Rewrite the listing from its first line through the line containing "- section4-table: [87, 599, 615, 721]", putting "row-expenses" wherever "row-costs" appears and leaving everything else unchanged.

* Input data *
----
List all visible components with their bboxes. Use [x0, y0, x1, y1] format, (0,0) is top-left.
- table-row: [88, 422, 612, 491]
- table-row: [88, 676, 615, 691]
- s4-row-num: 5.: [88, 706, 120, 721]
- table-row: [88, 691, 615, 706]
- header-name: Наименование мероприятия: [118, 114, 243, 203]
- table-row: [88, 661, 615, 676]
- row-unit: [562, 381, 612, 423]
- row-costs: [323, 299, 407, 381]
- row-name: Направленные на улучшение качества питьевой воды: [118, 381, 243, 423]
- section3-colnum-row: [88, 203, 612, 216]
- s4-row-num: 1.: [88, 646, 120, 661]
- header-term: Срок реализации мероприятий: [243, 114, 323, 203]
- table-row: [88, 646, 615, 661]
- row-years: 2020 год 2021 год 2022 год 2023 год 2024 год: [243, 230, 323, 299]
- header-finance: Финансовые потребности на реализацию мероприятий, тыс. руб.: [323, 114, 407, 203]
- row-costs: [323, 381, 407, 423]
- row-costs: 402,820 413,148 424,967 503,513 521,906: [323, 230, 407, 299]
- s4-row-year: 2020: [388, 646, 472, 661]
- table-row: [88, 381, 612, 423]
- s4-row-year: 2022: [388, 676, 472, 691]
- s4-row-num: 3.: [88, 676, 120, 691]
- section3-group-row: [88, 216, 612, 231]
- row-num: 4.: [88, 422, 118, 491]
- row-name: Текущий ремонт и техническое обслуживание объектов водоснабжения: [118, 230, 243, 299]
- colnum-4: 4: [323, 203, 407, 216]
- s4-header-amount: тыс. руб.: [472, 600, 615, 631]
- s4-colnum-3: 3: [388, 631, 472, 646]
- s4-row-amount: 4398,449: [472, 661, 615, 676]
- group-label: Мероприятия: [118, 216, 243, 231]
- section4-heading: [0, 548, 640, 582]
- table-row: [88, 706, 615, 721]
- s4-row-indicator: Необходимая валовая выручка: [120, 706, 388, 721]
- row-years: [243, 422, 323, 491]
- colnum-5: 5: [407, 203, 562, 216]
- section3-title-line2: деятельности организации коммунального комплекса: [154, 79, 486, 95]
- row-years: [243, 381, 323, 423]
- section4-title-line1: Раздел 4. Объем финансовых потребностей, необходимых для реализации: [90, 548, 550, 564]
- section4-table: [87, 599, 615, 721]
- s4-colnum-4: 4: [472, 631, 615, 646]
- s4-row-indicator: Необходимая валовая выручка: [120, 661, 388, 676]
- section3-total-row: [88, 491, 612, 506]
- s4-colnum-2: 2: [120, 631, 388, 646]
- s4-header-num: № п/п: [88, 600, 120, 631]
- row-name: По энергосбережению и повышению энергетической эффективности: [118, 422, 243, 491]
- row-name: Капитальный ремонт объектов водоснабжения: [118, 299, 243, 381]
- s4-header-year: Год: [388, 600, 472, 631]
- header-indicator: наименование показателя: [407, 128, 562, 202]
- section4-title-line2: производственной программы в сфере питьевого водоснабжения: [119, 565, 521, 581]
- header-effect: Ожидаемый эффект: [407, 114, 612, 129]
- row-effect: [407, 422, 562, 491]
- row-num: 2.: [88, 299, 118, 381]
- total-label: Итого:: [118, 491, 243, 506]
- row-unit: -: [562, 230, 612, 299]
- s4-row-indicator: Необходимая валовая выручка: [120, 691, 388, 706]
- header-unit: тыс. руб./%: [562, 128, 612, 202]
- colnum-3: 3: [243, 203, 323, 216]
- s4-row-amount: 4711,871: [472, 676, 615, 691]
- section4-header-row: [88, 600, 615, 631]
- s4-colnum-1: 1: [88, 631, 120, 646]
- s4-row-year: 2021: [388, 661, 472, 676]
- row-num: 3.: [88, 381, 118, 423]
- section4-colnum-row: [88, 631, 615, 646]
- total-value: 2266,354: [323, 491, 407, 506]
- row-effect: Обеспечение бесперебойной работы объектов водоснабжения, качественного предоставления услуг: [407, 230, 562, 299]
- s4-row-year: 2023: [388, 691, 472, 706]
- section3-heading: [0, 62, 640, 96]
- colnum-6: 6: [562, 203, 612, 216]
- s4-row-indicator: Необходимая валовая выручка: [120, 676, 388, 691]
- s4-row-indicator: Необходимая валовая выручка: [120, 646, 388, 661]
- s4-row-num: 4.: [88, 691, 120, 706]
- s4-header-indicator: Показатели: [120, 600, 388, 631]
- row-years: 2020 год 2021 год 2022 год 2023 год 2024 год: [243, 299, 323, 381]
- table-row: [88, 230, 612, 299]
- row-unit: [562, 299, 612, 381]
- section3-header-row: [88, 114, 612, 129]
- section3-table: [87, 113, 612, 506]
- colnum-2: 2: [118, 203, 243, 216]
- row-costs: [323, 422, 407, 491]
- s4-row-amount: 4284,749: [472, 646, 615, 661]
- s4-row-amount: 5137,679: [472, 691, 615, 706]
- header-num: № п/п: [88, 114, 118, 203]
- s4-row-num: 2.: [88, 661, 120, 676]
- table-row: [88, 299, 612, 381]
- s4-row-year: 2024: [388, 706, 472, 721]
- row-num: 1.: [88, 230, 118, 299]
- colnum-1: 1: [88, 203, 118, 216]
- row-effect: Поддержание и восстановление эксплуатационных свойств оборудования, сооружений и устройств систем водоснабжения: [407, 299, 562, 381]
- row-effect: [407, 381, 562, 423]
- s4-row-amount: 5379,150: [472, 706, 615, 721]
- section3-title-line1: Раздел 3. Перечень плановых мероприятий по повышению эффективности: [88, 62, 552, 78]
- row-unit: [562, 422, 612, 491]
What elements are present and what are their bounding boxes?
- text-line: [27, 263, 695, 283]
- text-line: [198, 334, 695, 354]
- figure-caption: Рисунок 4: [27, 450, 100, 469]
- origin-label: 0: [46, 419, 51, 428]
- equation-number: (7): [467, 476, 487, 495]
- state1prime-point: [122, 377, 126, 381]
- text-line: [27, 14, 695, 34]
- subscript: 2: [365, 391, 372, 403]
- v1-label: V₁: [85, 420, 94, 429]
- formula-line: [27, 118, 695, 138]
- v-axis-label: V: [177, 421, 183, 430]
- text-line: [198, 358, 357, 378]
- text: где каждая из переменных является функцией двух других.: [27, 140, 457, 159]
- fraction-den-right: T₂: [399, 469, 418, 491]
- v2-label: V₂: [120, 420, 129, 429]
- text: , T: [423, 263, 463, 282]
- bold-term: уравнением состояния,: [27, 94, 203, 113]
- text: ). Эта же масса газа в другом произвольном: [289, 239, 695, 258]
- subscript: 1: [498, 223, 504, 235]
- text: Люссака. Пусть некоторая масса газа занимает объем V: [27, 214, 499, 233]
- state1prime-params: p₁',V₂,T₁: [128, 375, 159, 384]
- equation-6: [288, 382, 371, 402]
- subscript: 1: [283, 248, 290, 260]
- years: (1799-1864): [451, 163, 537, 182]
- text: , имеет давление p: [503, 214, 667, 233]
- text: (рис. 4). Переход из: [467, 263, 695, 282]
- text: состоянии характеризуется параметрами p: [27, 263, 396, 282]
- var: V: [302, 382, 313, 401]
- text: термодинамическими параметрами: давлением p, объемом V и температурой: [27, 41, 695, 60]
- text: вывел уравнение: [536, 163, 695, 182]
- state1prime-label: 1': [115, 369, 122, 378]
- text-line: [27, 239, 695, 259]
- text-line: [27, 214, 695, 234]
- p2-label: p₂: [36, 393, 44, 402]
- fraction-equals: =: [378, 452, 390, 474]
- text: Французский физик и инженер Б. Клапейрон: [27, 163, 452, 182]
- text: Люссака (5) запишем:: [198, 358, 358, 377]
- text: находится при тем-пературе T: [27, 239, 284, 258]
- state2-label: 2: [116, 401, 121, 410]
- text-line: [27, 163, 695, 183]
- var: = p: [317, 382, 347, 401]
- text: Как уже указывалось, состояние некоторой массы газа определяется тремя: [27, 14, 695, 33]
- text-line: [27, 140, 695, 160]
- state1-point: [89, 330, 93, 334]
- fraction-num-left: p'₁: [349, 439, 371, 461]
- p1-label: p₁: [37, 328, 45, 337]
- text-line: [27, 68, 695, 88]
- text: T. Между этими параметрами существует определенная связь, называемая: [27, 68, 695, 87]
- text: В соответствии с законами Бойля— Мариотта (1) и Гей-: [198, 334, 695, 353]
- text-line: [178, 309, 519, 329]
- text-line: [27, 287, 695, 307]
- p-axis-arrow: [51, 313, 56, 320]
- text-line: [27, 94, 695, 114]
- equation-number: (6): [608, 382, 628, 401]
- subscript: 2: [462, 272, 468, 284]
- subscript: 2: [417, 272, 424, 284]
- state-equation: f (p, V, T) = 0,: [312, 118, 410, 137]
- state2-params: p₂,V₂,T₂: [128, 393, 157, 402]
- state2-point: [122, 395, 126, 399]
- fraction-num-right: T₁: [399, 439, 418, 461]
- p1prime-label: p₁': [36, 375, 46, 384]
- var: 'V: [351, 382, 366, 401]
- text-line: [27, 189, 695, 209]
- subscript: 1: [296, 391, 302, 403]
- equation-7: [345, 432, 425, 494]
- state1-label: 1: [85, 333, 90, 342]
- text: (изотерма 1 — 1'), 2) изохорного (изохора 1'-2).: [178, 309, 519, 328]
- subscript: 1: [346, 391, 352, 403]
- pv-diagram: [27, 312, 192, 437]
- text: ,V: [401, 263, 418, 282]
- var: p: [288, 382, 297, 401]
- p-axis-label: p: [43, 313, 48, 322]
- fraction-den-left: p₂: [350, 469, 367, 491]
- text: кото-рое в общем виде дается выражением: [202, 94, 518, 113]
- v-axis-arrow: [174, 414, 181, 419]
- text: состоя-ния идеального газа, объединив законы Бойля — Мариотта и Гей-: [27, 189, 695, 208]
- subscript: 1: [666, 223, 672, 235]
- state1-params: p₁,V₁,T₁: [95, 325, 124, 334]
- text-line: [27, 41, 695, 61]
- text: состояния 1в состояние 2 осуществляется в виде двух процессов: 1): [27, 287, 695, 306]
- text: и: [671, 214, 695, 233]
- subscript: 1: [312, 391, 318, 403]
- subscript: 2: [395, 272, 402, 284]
----
* Answer for this exercise *
List all visible components with their bboxes. Use [x0, y0, x1, y1] format, (0,0) is top-left.
- table-row: [88, 422, 612, 491]
- table-row: [88, 676, 615, 691]
- s4-row-num: 5.: [88, 706, 120, 721]
- table-row: [88, 691, 615, 706]
- header-name: Наименование мероприятия: [118, 114, 243, 203]
- table-row: [88, 661, 615, 676]
- row-unit: [562, 381, 612, 423]
- row-expenses: [323, 299, 407, 381]
- row-name: Направленные на улучшение качества питьевой воды: [118, 381, 243, 423]
- section3-colnum-row: [88, 203, 612, 216]
- s4-row-num: 1.: [88, 646, 120, 661]
- header-term: Срок реализации мероприятий: [243, 114, 323, 203]
- table-row: [88, 646, 615, 661]
- row-years: 2020 год 2021 год 2022 год 2023 год 2024 год: [243, 230, 323, 299]
- header-finance: Финансовые потребности на реализацию мероприятий, тыс. руб.: [323, 114, 407, 203]
- row-expenses: [323, 381, 407, 423]
- row-expenses: 402,820 413,148 424,967 503,513 521,906: [323, 230, 407, 299]
- s4-row-year: 2020: [388, 646, 472, 661]
- table-row: [88, 381, 612, 423]
- s4-row-year: 2022: [388, 676, 472, 691]
- s4-row-num: 3.: [88, 676, 120, 691]
- section3-group-row: [88, 216, 612, 231]
- row-num: 4.: [88, 422, 118, 491]
- row-name: Текущий ремонт и техническое обслуживание объектов водоснабжения: [118, 230, 243, 299]
- colnum-4: 4: [323, 203, 407, 216]
- s4-header-amount: тыс. руб.: [472, 600, 615, 631]
- s4-colnum-3: 3: [388, 631, 472, 646]
- s4-row-amount: 4398,449: [472, 661, 615, 676]
- group-label: Мероприятия: [118, 216, 243, 231]
- section4-heading: [0, 548, 640, 582]
- table-row: [88, 706, 615, 721]
- s4-row-indicator: Необходимая валовая выручка: [120, 706, 388, 721]
- row-years: [243, 422, 323, 491]
- colnum-5: 5: [407, 203, 562, 216]
- section3-title-line2: деятельности организации коммунального комплекса: [154, 79, 486, 95]
- row-years: [243, 381, 323, 423]
- section4-title-line1: Раздел 4. Объем финансовых потребностей, необходимых для реализации: [90, 548, 550, 564]
- section4-table: [87, 599, 615, 721]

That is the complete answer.